-- INFORMATION follows --
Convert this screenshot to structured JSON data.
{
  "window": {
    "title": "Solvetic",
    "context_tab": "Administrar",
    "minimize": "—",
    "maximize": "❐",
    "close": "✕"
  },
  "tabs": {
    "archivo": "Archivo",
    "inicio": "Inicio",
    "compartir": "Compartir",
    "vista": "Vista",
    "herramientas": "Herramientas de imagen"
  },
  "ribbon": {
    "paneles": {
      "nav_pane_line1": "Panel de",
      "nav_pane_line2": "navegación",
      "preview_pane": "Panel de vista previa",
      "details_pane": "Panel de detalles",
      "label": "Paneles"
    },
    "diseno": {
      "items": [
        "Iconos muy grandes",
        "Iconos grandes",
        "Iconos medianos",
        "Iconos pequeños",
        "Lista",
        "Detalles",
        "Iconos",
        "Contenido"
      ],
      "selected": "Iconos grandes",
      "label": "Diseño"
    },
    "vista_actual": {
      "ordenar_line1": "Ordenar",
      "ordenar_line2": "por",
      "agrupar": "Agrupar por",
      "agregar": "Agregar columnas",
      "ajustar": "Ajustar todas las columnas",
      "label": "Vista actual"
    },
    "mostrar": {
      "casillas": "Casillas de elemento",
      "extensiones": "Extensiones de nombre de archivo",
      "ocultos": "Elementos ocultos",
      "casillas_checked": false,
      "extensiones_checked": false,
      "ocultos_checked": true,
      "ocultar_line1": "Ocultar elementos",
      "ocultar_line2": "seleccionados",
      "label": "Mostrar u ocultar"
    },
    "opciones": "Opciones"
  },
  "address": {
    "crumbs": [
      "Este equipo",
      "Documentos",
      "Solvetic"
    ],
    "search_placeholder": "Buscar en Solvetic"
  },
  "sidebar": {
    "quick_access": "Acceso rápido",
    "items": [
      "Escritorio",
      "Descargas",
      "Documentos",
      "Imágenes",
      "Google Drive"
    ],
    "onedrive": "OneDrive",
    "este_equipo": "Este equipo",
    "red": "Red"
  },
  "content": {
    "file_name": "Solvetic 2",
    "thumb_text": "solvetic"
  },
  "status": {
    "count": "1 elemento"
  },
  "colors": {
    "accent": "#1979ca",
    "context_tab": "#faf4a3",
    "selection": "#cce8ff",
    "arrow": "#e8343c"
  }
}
-- INFORMATION concluded --
### EXERCISE GOAL
Report every line of the records that contains the word "grandes".

### TASK RESPONSE
        "Iconos muy grandes",
        "Iconos grandes",
      "selected": "Iconos grandes",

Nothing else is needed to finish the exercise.